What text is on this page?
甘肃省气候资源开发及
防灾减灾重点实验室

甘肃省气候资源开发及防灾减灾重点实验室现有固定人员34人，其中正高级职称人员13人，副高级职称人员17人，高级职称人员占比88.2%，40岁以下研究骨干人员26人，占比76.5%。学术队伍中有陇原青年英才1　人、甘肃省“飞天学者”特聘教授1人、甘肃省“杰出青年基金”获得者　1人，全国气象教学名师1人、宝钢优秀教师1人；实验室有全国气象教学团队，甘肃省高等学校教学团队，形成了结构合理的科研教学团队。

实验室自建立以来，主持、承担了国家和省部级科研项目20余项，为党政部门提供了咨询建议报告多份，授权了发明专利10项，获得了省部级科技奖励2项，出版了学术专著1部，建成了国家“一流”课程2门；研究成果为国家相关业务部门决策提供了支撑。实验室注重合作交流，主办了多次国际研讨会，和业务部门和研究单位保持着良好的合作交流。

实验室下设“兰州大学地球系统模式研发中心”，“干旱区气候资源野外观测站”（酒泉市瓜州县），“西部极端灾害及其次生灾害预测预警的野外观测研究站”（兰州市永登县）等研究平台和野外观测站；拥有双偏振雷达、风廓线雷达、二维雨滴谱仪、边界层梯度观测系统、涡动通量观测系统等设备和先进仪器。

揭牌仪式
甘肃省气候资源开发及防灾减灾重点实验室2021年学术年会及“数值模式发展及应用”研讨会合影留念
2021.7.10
+===+
EXERCISE GOAL: Reproduce the data shown above exactly.

COMPLETE OUTPUT:
What text is on this page?
甘肃省气候资源开发及
防灾减灾重点实验室

甘肃省气候资源开发及防灾减灾重点实验室现有固定人员34人，其中正高级职称人员13人，副高级职称人员17人，高级职称人员占比88.2%，40岁以下研究骨干人员26人，占比76.5%。学术队伍中有陇原青年英才1　人、甘肃省“飞天学者”特聘教授1人、甘肃省“杰出青年基金”获得者　1人，全国气象教学名师1人、宝钢优秀教师1人；实验室有全国气象教学团队，甘肃省高等学校教学团队，形成了结构合理的科研教学团队。

实验室自建立以来，主持、承担了国家和省部级科研项目20余项，为党政部门提供了咨询建议报告多份，授权了发明专利10项，获得了省部级科技奖励2项，出版了学术专著1部，建成了国家“一流”课程2门；研究成果为国家相关业务部门决策提供了支撑。实验室注重合作交流，主办了多次国际研讨会，和业务部门和研究单位保持着良好的合作交流。

实验室下设“兰州大学地球系统模式研发中心”，“干旱区气候资源野外观测站”（酒泉市瓜州县），“西部极端灾害及其次生灾害预测预警的野外观测研究站”（兰州市永登县）等研究平台和野外观测站；拥有双偏振雷达、风廓线雷达、二维雨滴谱仪、边界层梯度观测系统、涡动通量观测系统等设备和先进仪器。

揭牌仪式
甘肃省气候资源开发及防灾减灾重点实验室2021年学术年会及“数值模式发展及应用”研讨会合影留念
2021.7.10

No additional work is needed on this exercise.